- [Your objective] Retype all of the entries that appear below, keeping them exactly as they are.

[Dataset rows about figures]
━━━━━━━━

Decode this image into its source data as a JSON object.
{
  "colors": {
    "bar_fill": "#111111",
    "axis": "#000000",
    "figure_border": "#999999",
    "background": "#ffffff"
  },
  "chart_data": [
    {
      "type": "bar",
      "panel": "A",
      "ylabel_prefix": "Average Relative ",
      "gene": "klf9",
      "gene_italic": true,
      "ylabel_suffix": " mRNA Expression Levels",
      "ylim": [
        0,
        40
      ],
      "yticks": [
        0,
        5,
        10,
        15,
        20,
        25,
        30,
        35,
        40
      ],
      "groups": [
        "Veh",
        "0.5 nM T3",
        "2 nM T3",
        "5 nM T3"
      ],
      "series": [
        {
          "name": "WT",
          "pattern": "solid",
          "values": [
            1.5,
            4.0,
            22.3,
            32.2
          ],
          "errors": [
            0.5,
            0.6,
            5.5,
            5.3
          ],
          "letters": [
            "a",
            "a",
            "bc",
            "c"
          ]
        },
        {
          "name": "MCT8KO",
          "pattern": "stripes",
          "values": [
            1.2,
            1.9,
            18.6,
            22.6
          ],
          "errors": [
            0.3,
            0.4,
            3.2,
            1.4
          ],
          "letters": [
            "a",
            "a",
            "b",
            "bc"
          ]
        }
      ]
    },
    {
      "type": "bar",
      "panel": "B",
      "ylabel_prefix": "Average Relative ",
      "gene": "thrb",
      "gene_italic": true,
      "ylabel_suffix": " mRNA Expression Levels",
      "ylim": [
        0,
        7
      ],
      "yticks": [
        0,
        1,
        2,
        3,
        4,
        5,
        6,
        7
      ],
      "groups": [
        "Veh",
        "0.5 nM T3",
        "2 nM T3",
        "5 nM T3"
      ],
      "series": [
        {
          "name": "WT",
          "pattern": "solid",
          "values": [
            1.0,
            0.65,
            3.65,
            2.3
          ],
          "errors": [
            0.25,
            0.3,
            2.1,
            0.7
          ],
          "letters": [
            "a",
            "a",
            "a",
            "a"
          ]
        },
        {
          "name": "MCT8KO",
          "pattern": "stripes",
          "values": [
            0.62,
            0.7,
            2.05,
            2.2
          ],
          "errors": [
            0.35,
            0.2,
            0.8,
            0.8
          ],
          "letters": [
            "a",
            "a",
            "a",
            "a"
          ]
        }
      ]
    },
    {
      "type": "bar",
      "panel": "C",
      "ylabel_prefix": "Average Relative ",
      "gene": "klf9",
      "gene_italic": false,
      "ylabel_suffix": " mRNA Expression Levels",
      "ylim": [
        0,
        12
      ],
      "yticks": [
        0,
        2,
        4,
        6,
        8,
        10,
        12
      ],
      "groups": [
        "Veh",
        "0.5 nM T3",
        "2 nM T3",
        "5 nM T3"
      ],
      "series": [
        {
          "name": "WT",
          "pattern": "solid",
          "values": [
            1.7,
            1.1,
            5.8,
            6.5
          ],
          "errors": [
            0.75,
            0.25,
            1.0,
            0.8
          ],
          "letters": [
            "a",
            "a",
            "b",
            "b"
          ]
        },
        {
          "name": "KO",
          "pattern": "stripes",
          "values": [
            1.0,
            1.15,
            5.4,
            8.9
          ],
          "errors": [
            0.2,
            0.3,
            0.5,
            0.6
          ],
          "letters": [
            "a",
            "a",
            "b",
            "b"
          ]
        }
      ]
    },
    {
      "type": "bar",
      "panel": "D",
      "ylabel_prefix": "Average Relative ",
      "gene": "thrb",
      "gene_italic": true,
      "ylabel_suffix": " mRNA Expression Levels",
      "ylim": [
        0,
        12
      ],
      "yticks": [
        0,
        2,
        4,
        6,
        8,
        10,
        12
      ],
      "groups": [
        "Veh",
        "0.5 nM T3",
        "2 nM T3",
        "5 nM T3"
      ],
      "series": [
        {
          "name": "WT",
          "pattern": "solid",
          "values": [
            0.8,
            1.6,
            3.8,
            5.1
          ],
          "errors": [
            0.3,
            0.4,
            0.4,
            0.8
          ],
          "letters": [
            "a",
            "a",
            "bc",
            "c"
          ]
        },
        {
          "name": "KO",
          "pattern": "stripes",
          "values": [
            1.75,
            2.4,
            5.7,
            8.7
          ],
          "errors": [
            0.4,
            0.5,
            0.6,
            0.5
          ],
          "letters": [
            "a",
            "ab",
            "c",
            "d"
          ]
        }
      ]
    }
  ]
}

━━━━━━━━

- [Reply to the task]
Decode this image into its source data as a JSON object.
{
  "colors": {
    "bar_fill": "#111111",
    "axis": "#000000",
    "figure_border": "#999999",
    "background": "#ffffff"
  },
  "chart_data": [
    {
      "type": "bar",
      "panel": "A",
      "ylabel_prefix": "Average Relative ",
      "gene": "klf9",
      "gene_italic": true,
      "ylabel_suffix": " mRNA Expression Levels",
      "ylim": [
        0,
        40
      ],
      "yticks": [
        0,
        5,
        10,
        15,
        20,
        25,
        30,
        35,
        40
      ],
      "groups": [
        "Veh",
        "0.5 nM T3",
        "2 nM T3",
        "5 nM T3"
      ],
      "series": [
        {
          "name": "WT",
          "pattern": "solid",
          "values": [
            1.5,
            4.0,
            22.3,
            32.2
          ],
          "errors": [
            0.5,
            0.6,
            5.5,
            5.3
          ],
          "letters": [
            "a",
            "a",
            "bc",
            "c"
          ]
        },
        {
          "name": "MCT8KO",
          "pattern": "stripes",
          "values": [
            1.2,
            1.9,
            18.6,
            22.6
          ],
          "errors": [
            0.3,
            0.4,
            3.2,
            1.4
          ],
          "letters": [
            "a",
            "a",
            "b",
            "bc"
          ]
        }
      ]
    },
    {
      "type": "bar",
      "panel": "B",
      "ylabel_prefix": "Average Relative ",
      "gene": "thrb",
      "gene_italic": true,
      "ylabel_suffix": " mRNA Expression Levels",
      "ylim": [
        0,
        7
      ],
      "yticks": [
        0,
        1,
        2,
        3,
        4,
        5,
        6,
        7
      ],
      "groups": [
        "Veh",
        "0.5 nM T3",
        "2 nM T3",
        "5 nM T3"
      ],
      "series": [
        {
          "name": "WT",
          "pattern": "solid",
          "values": [
            1.0,
            0.65,
            3.65,
            2.3
          ],
          "errors": [
            0.25,
            0.3,
            2.1,
            0.7
          ],
          "letters": [
            "a",
            "a",
            "a",
            "a"
          ]
        },
        {
          "name": "MCT8KO",
          "pattern": "stripes",
          "values": [
            0.62,
            0.7,
            2.05,
            2.2
          ],
          "errors": [
            0.35,
            0.2,
            0.8,
            0.8
          ],
          "letters": [
            "a",
            "a",
            "a",
            "a"
          ]
        }
      ]
    },
    {
      "type": "bar",
      "panel": "C",
      "ylabel_prefix": "Average Relative ",
      "gene": "klf9",
      "gene_italic": false,
      "ylabel_suffix": " mRNA Expression Levels",
      "ylim": [
        0,
        12
      ],
      "yticks": [
        0,
        2,
        4,
        6,
        8,
        10,
        12
      ],
      "groups": [
        "Veh",
        "0.5 nM T3",
        "2 nM T3",
        "5 nM T3"
      ],
      "series": [
        {
          "name": "WT",
          "pattern": "solid",
          "values": [
            1.7,
            1.1,
            5.8,
            6.5
          ],
          "errors": [
            0.75,
            0.25,
            1.0,
            0.8
          ],
          "letters": [
            "a",
            "a",
            "b",
            "b"
          ]
        },
        {
          "name": "KO",
          "pattern": "stripes",
          "values": [
            1.0,
            1.15,
            5.4,
            8.9
          ],
          "errors": [
            0.2,
            0.3,
            0.5,
            0.6
          ],
          "letters": [
            "a",
            "a",
            "b",
            "b"
          ]
        }
      ]
    },
    {
      "type": "bar",
      "panel": "D",
      "ylabel_prefix": "Average Relative ",
      "gene": "thrb",
      "gene_italic": true,
      "ylabel_suffix": " mRNA Expression Levels",
      "ylim": [
        0,
        12
      ],
      "yticks": [
        0,
        2,
        4,
        6,
        8,
        10,
        12
      ],
      "groups": [
        "Veh",
        "0.5 nM T3",
        "2 nM T3",
        "5 nM T3"
      ],
      "series": [
        {
          "name": "WT",
          "pattern": "solid",
          "values": [
            0.8,
            1.6,
            3.8,
            5.1
          ],
          "errors": [
            0.3,
            0.4,
            0.4,
            0.8
          ],
          "letters": [
            "a",
            "a",
            "bc",
            "c"
          ]
        },
        {
          "name": "KO",
          "pattern": "stripes",
          "values": [
            1.75,
            2.4,
            5.7,
            8.7
          ],
          "errors": [
            0.4,
            0.5,
            0.6,
            0.5
          ],
          "letters": [
            "a",
            "ab",
            "c",
            "d"
          ]
        }
      ]
    }
  ]
}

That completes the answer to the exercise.